• Assigned task:
When you copy the entries, keep every word exactly as it is and drop the images.

Data excerpts:

—————

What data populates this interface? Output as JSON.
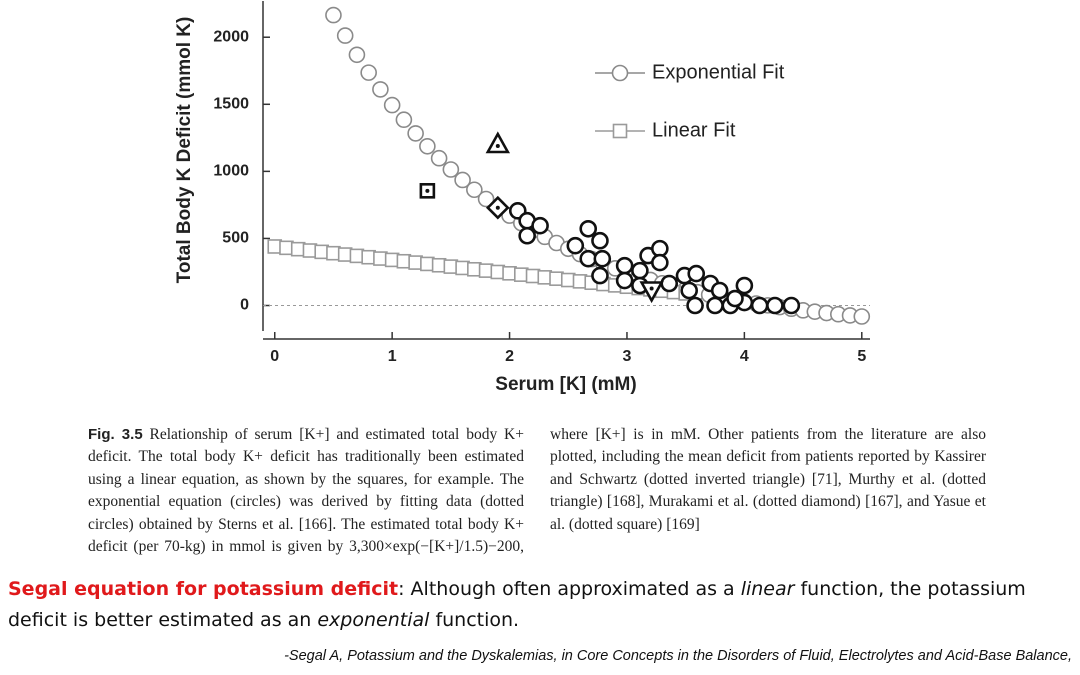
{
  "chart_data": {
    "type": "scatter",
    "ylabel": "Total Body K Deficit (mmol K)",
    "xlabel": "Serum [K] (mM)",
    "xlim": [
      -0.1,
      5.07
    ],
    "ylim": [
      -190,
      2270
    ],
    "xticks": [
      0,
      1,
      2,
      3,
      4,
      5
    ],
    "yticks": [
      0,
      500,
      1000,
      1500,
      2000
    ],
    "zero_line": true,
    "legend": "upper right",
    "series": [
      {
        "name": "Exponential Fit",
        "marker": "circle",
        "color": "#8a8a8a",
        "x": [
          0.5,
          0.6,
          0.7,
          0.8,
          0.9,
          1.0,
          1.1,
          1.2,
          1.3,
          1.4,
          1.5,
          1.6,
          1.7,
          1.8,
          1.9,
          2.0,
          2.1,
          2.2,
          2.3,
          2.4,
          2.5,
          2.6,
          2.7,
          2.8,
          2.9,
          3.0,
          3.1,
          3.2,
          3.3,
          3.4,
          3.5,
          3.6,
          3.7,
          3.8,
          3.9,
          4.0,
          4.1,
          4.2,
          4.3,
          4.4,
          4.5,
          4.6,
          4.7,
          4.8,
          4.9,
          5.0
        ],
        "values": [
          2165,
          2012,
          1869,
          1736,
          1611,
          1494,
          1385,
          1283,
          1187,
          1098,
          1014,
          936,
          863,
          794,
          730,
          670,
          614,
          561,
          512,
          466,
          423,
          383,
          346,
          310,
          277,
          247,
          218,
          191,
          166,
          142,
          120,
          99,
          80,
          62,
          45,
          29,
          15,
          1,
          -12,
          -24,
          -36,
          -46,
          -56,
          -65,
          -74,
          -82
        ]
      },
      {
        "name": "Linear Fit",
        "marker": "square",
        "color": "#9a9a9a",
        "x": [
          0,
          0.1,
          0.2,
          0.3,
          0.4,
          0.5,
          0.6,
          0.7,
          0.8,
          0.9,
          1.0,
          1.1,
          1.2,
          1.3,
          1.4,
          1.5,
          1.6,
          1.7,
          1.8,
          1.9,
          2.0,
          2.1,
          2.2,
          2.3,
          2.4,
          2.5,
          2.6,
          2.7,
          2.8,
          2.9,
          3.0,
          3.1,
          3.2,
          3.3,
          3.4,
          3.5
        ],
        "values": [
          440,
          430,
          420,
          410,
          400,
          390,
          380,
          370,
          360,
          350,
          340,
          330,
          320,
          310,
          300,
          290,
          280,
          270,
          260,
          250,
          240,
          230,
          220,
          210,
          200,
          190,
          180,
          170,
          160,
          150,
          140,
          130,
          120,
          110,
          100,
          90
        ]
      },
      {
        "marker": "circle",
        "color": "#111111",
        "x": [
          2.07,
          2.15,
          2.26,
          2.15,
          2.56,
          2.67,
          2.67,
          2.77,
          2.79,
          2.77,
          2.98,
          2.98,
          3.11,
          3.18,
          3.28,
          3.28,
          3.11,
          3.36,
          3.49,
          3.59,
          3.53,
          3.58,
          3.71,
          3.75,
          3.79,
          3.88,
          4.0,
          4.0,
          3.92,
          4.13,
          4.26,
          4.4
        ],
        "values": [
          706,
          632,
          595,
          520,
          446,
          572,
          349,
          483,
          349,
          223,
          297,
          186,
          260,
          372,
          424,
          320,
          149,
          164,
          223,
          238,
          112,
          0,
          164,
          0,
          112,
          0,
          149,
          22,
          52,
          0,
          0,
          0
        ]
      },
      {
        "marker": "square",
        "color": "#111111",
        "x": [
          1.3
        ],
        "values": [
          855
        ]
      },
      {
        "marker": "triangle",
        "color": "#111111",
        "x": [
          1.9
        ],
        "values": [
          1204
        ]
      },
      {
        "marker": "diamond",
        "color": "#111111",
        "x": [
          1.9
        ],
        "values": [
          729
        ]
      },
      {
        "marker": "triangle-down",
        "color": "#111111",
        "x": [
          3.21
        ],
        "values": [
          112
        ]
      }
    ]
  },
  "caption": {
    "label": "Fig. 3.5",
    "text": "Relationship of serum [K+] and estimated total body K+ deficit. The total body K+ deficit has traditionally been estimated using a linear equation, as shown by the squares, for example. The exponential equation (circles) was derived by fitting data (dotted circles) obtained by Sterns et al. [166]. The estimated total body K+ deficit (per 70-kg) in mmol is given by 3,300×exp(−[K+]/1.5)−200, where [K+] is in mM. Other patients from the literature are also plotted, including the mean deficit from patients reported by Kassirer and Schwartz (dotted inverted triangle) [71], Murthy et al. (dotted triangle) [168], Murakami et al. (dotted diamond) [167], and Yasue et al. (dotted square) [169]"
  },
  "body": {
    "parts": [
      "Segal equation for potassium deficit",
      ":  Although often approximated as a ",
      "linear",
      " function, the potassium deficit is better estimated as an ",
      "exponential",
      " function."
    ]
  },
  "citation": "-Segal A, Potassium and the Dyskalemias, in Core Concepts in the Disorders of Fluid, Electrolytes and Acid-Base Balance,"
}
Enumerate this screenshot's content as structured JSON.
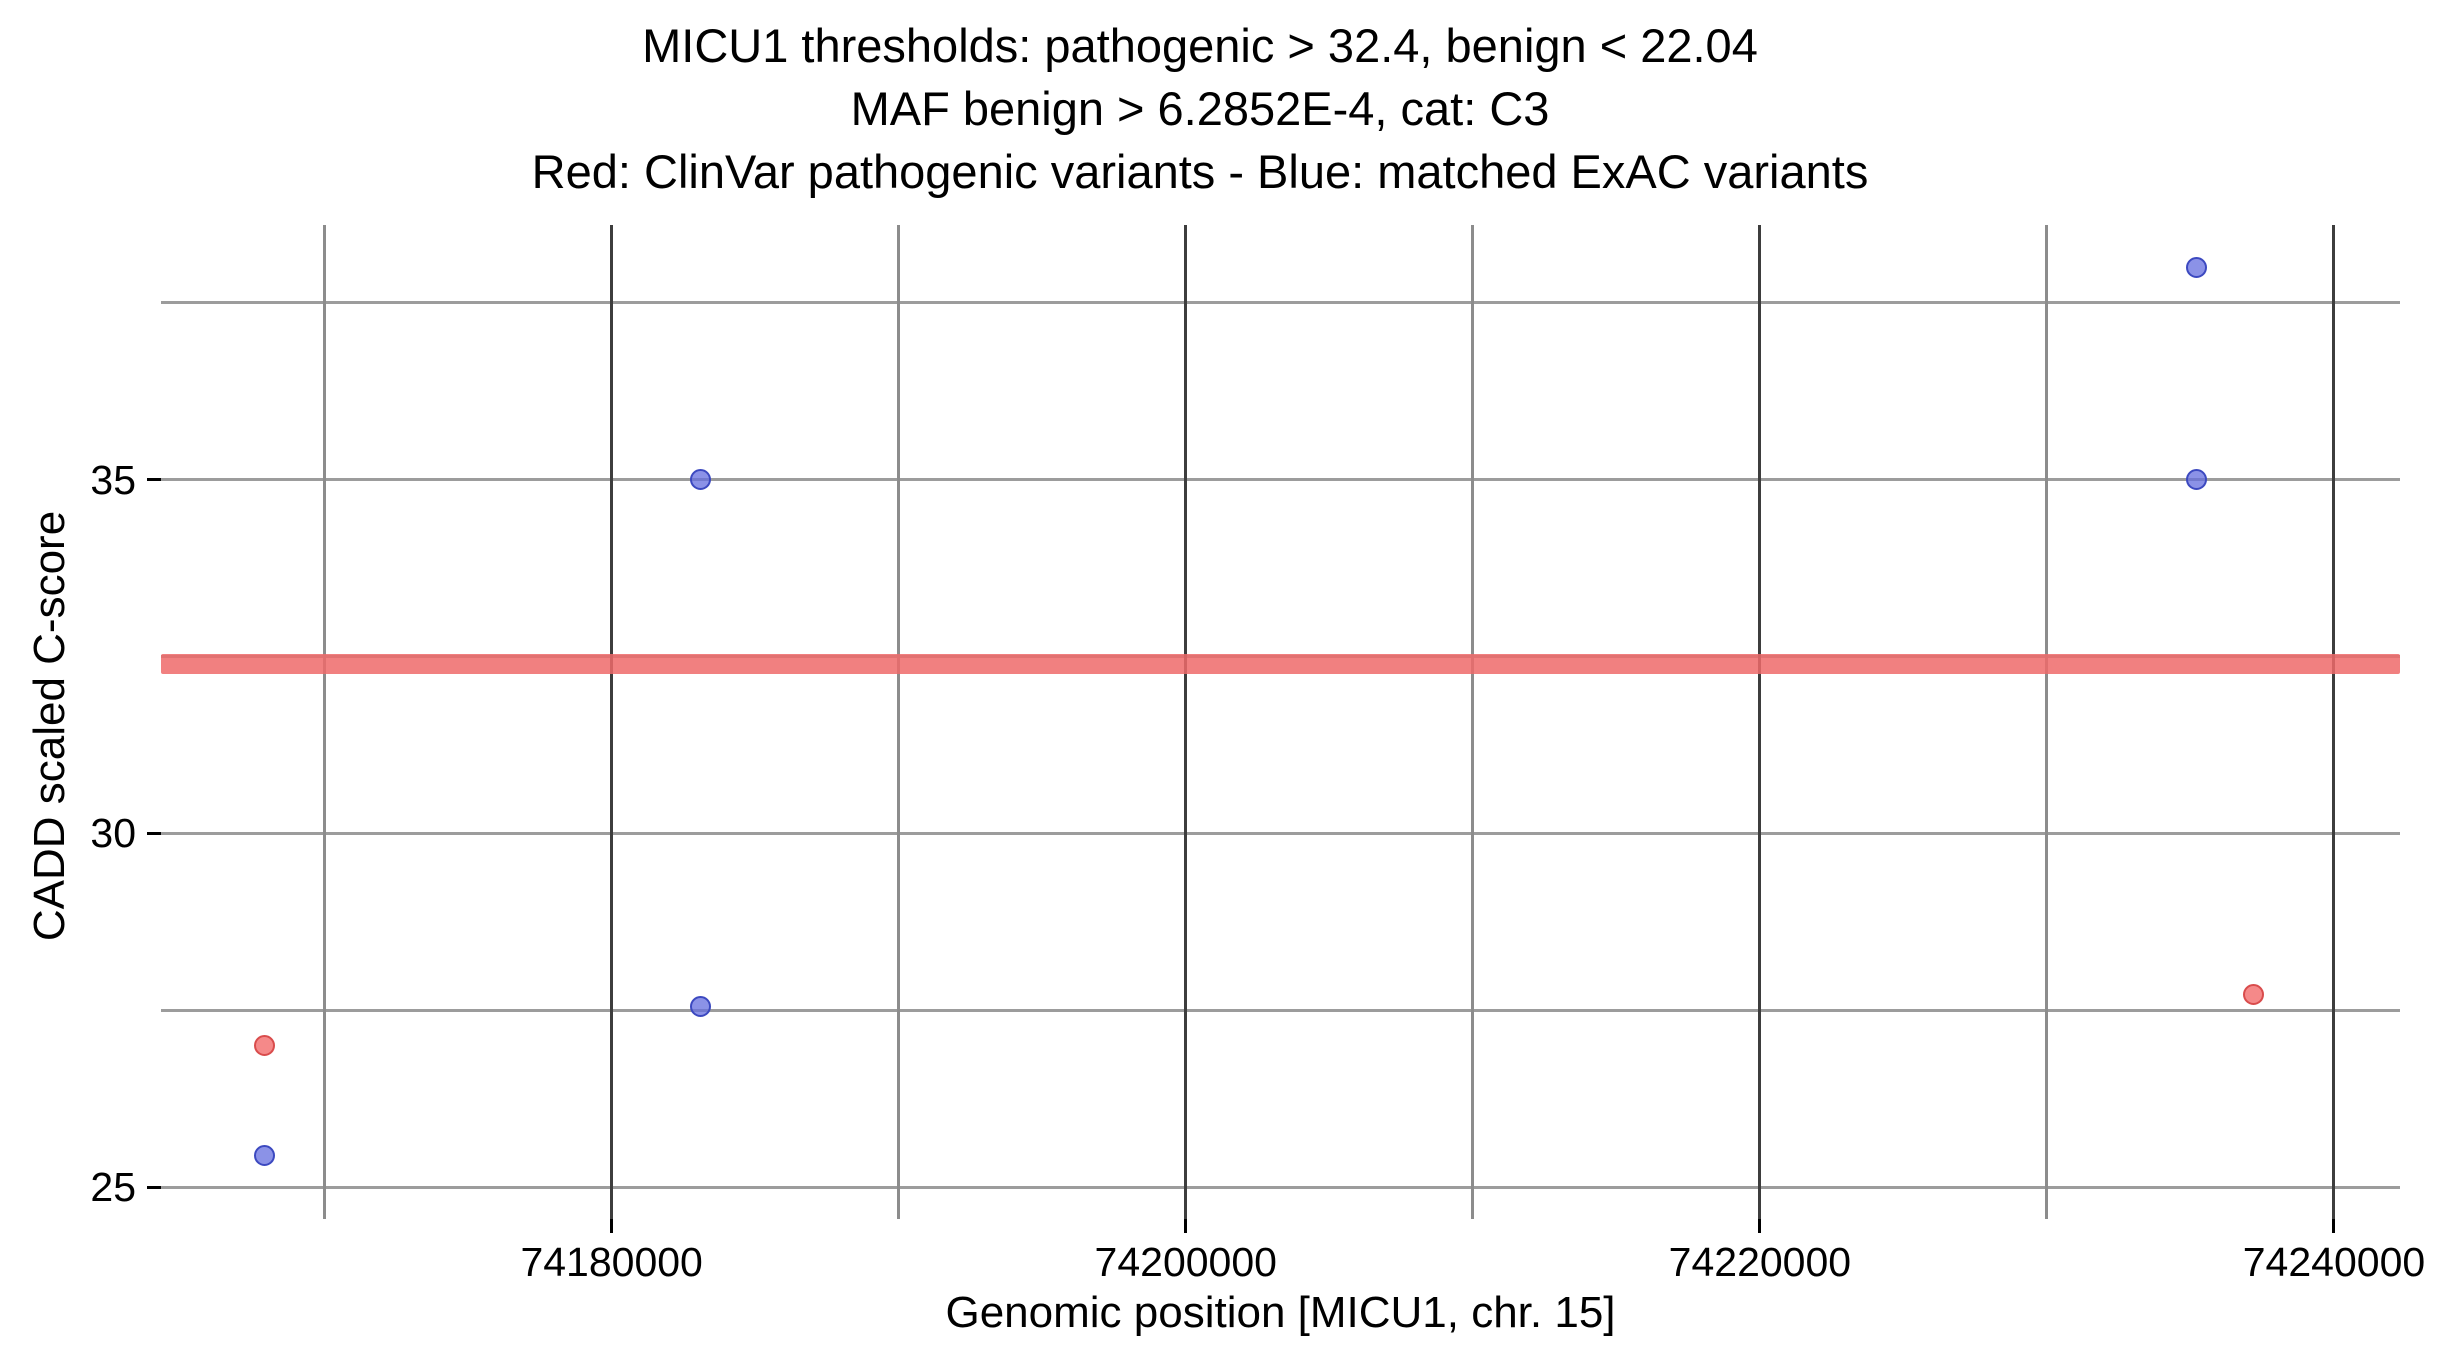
{
  "chart_data": {
    "type": "scatter",
    "title_lines": [
      "MICU1 thresholds: pathogenic > 32.4, benign < 22.04",
      "MAF benign > 6.2852E-4, cat: C3",
      "Red: ClinVar pathogenic variants - Blue: matched ExAC variants"
    ],
    "xlabel": "Genomic position [MICU1, chr. 15]",
    "ylabel": "CADD scaled C-score",
    "x_range": [
      74164300,
      74242300
    ],
    "y_range": [
      24.55,
      38.6
    ],
    "x_ticks": [
      {
        "value": 74180000,
        "label": "74180000"
      },
      {
        "value": 74200000,
        "label": "74200000"
      },
      {
        "value": 74220000,
        "label": "74220000"
      },
      {
        "value": 74240000,
        "label": "74240000"
      }
    ],
    "x_minor_gridlines": [
      74170000,
      74190000,
      74210000,
      74230000
    ],
    "y_ticks": [
      {
        "value": 25,
        "label": "25"
      },
      {
        "value": 30,
        "label": "30"
      },
      {
        "value": 35,
        "label": "35"
      }
    ],
    "y_gridlines": [
      25,
      27.5,
      30,
      32.5,
      35,
      37.5
    ],
    "threshold_band": {
      "y": 32.4,
      "color": "rgba(238,106,106,0.85)",
      "meaning": "pathogenic threshold 32.4"
    },
    "series": [
      {
        "name": "ClinVar pathogenic variants",
        "stroke": "#d94c4c",
        "fill": "rgba(242,98,98,0.75)",
        "points": [
          [
            74167900,
            27.0
          ],
          [
            74237200,
            27.73
          ]
        ]
      },
      {
        "name": "matched ExAC variants",
        "stroke": "#3c49c0",
        "fill": "rgba(100,110,223,0.75)",
        "points": [
          [
            74167900,
            25.45
          ],
          [
            74183100,
            27.55
          ],
          [
            74183100,
            35.0
          ],
          [
            74235200,
            35.0
          ],
          [
            74235200,
            38.0
          ]
        ]
      }
    ],
    "grid": true,
    "legend_position": "none"
  }
}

—————

• Final answer:
What data populates this interface? Output as JSON.
{
  "chart_data": {
    "type": "scatter",
    "ylabel": "Total Body K Deficit (mmol K)",
    "xlabel": "Serum [K] (mM)",
    "xlim": [
      -0.1,
      5.07
    ],
    "ylim": [
      -190,
      2270
    ],
    "xticks": [
      0,
      1,
      2,
      3,
      4,
      5
    ],
    "yticks": [
      0,
      500,
      1000,
      1500,
      2000
    ],
    "zero_line": true,
    "legend": "upper right",
    "series": [
      {
        "name": "Exponential Fit",
        "marker": "circle",
        "color": "#8a8a8a",
        "x": [
          0.5,
          0.6,
          0.7,
          0.8,
          0.9,
          1.0,
          1.1,
          1.2,
          1.3,
          1.4,
          1.5,
          1.6,
          1.7,
          1.8,
          1.9,
          2.0,
          2.1,
          2.2,
          2.3,
          2.4,
          2.5,
          2.6,
          2.7,
          2.8,
          2.9,
          3.0,
          3.1,
          3.2,
          3.3,
          3.4,
          3.5,
          3.6,
          3.7,
          3.8,
          3.9,
          4.0,
          4.1,
          4.2,
          4.3,
          4.4,
          4.5,
          4.6,
          4.7,
          4.8,
          4.9,
          5.0
        ],
        "values": [
          2165,
          2012,
          1869,
          1736,
          1611,
          1494,
          1385,
          1283,
          1187,
          1098,
          1014,
          936,
          863,
          794,
          730,
          670,
          614,
          561,
          512,
          466,
          423,
          383,
          346,
          310,
          277,
          247,
          218,
          191,
          166,
          142,
          120,
          99,
          80,
          62,
          45,
          29,
          15,
          1,
          -12,
          -24,
          -36,
          -46,
          -56,
          -65,
          -74,
          -82
        ]
      },
      {
        "name": "Linear Fit",
        "marker": "square",
        "color": "#9a9a9a",
        "x": [
          0,
          0.1,
          0.2,
          0.3,
          0.4,
          0.5,
          0.6,
          0.7,
          0.8,
          0.9,
          1.0,
          1.1,
          1.2,
          1.3,
          1.4,
          1.5,
          1.6,
          1.7,
          1.8,
          1.9,
          2.0,
          2.1,
          2.2,
          2.3,
          2.4,
          2.5,
          2.6,
          2.7,
          2.8,
          2.9,
          3.0,
          3.1,
          3.2,
          3.3,
          3.4,
          3.5
        ],
        "values": [
          440,
          430,
          420,
          410,
          400,
          390,
          380,
          370,
          360,
          350,
          340,
          330,
          320,
          310,
          300,
          290,
          280,
          270,
          260,
          250,
          240,
          230,
          220,
          210,
          200,
          190,
          180,
          170,
          160,
          150,
          140,
          130,
          120,
          110,
          100,
          90
        ]
      },
      {
        "marker": "circle",
        "color": "#111111",
        "x": [
          2.07,
          2.15,
          2.26,
          2.15,
          2.56,
          2.67,
          2.67,
          2.77,
          2.79,
          2.77,
          2.98,
          2.98,
          3.11,
          3.18,
          3.28,
          3.28,
          3.11,
          3.36,
          3.49,
          3.59,
          3.53,
          3.58,
          3.71,
          3.75,
          3.79,
          3.88,
          4.0,
          4.0,
          3.92,
          4.13,
          4.26,
          4.4
        ],
        "values": [
          706,
          632,
          595,
          520,
          446,
          572,
          349,
          483,
          349,
          223,
          297,
          186,
          260,
          372,
          424,
          320,
          149,
          164,
          223,
          238,
          112,
          0,
          164,
          0,
          112,
          0,
          149,
          22,
          52,
          0,
          0,
          0
        ]
      },
      {
        "marker": "square",
        "color": "#111111",
        "x": [
          1.3
        ],
        "values": [
          855
        ]
      },
      {
        "marker": "triangle",
        "color": "#111111",
        "x": [
          1.9
        ],
        "values": [
          1204
        ]
      },
      {
        "marker": "diamond",
        "color": "#111111",
        "x": [
          1.9
        ],
        "values": [
          729
        ]
      },
      {
        "marker": "triangle-down",
        "color": "#111111",
        "x": [
          3.21
        ],
        "values": [
          112
        ]
      }
    ]
  },
  "caption": {
    "label": "Fig. 3.5",
    "text": "Relationship of serum [K+] and estimated total body K+ deficit. The total body K+ deficit has traditionally been estimated using a linear equation, as shown by the squares, for example. The exponential equation (circles) was derived by fitting data (dotted circles) obtained by Sterns et al. [166]. The estimated total body K+ deficit (per 70-kg) in mmol is given by 3,300×exp(−[K+]/1.5)−200, where [K+] is in mM. Other patients from the literature are also plotted, including the mean deficit from patients reported by Kassirer and Schwartz (dotted inverted triangle) [71], Murthy et al. (dotted triangle) [168], Murakami et al. (dotted diamond) [167], and Yasue et al. (dotted square) [169]"
  },
  "body": {
    "parts": [
      "Segal equation for potassium deficit",
      ":  Although often approximated as a ",
      "linear",
      " function, the potassium deficit is better estimated as an ",
      "exponential",
      " function."
    ]
  },
  "citation": "-Segal A, Potassium and the Dyskalemias, in Core Concepts in the Disorders of Fluid, Electrolytes and Acid-Base Balance,"
}
Enumerate this screenshot's content as structured JSON.
{
  "chart_data": {
    "type": "scatter",
    "title_lines": [
      "MICU1 thresholds: pathogenic > 32.4, benign < 22.04",
      "MAF benign > 6.2852E-4, cat: C3",
      "Red: ClinVar pathogenic variants - Blue: matched ExAC variants"
    ],
    "xlabel": "Genomic position [MICU1, chr. 15]",
    "ylabel": "CADD scaled C-score",
    "x_range": [
      74164300,
      74242300
    ],
    "y_range": [
      24.55,
      38.6
    ],
    "x_ticks": [
      {
        "value": 74180000,
        "label": "74180000"
      },
      {
        "value": 74200000,
        "label": "74200000"
      },
      {
        "value": 74220000,
        "label": "74220000"
      },
      {
        "value": 74240000,
        "label": "74240000"
      }
    ],
    "x_minor_gridlines": [
      74170000,
      74190000,
      74210000,
      74230000
    ],
    "y_ticks": [
      {
        "value": 25,
        "label": "25"
      },
      {
        "value": 30,
        "label": "30"
      },
      {
        "value": 35,
        "label": "35"
      }
    ],
    "y_gridlines": [
      25,
      27.5,
      30,
      32.5,
      35,
      37.5
    ],
    "threshold_band": {
      "y": 32.4,
      "color": "rgba(238,106,106,0.85)",
      "meaning": "pathogenic threshold 32.4"
    },
    "series": [
      {
        "name": "ClinVar pathogenic variants",
        "stroke": "#d94c4c",
        "fill": "rgba(242,98,98,0.75)",
        "points": [
          [
            74167900,
            27.0
          ],
          [
            74237200,
            27.73
          ]
        ]
      },
      {
        "name": "matched ExAC variants",
        "stroke": "#3c49c0",
        "fill": "rgba(100,110,223,0.75)",
        "points": [
          [
            74167900,
            25.45
          ],
          [
            74183100,
            27.55
          ],
          [
            74183100,
            35.0
          ],
          [
            74235200,
            35.0
          ],
          [
            74235200,
            38.0
          ]
        ]
      }
    ],
    "grid": true,
    "legend_position": "none"
  }
}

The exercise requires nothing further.